━━━━━ Supplied data ━━━━━
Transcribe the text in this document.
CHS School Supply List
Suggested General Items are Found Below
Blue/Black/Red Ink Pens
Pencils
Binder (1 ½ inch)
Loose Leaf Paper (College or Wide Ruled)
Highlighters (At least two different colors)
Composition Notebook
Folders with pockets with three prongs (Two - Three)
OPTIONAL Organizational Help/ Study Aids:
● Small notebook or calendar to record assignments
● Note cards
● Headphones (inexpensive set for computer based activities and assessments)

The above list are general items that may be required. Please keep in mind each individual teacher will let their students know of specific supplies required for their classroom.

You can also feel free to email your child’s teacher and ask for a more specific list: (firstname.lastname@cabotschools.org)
━━━━━
Copy every line of the listing that includes the string "teacher".

Output of the task.
The above list are general items that may be required. Please keep in mind each individual teacher will let their students know of specific supplies required for their classroom.
You can also feel free to email your child’s teacher and ask for a more specific list: (firstname.lastname@cabotschools.org)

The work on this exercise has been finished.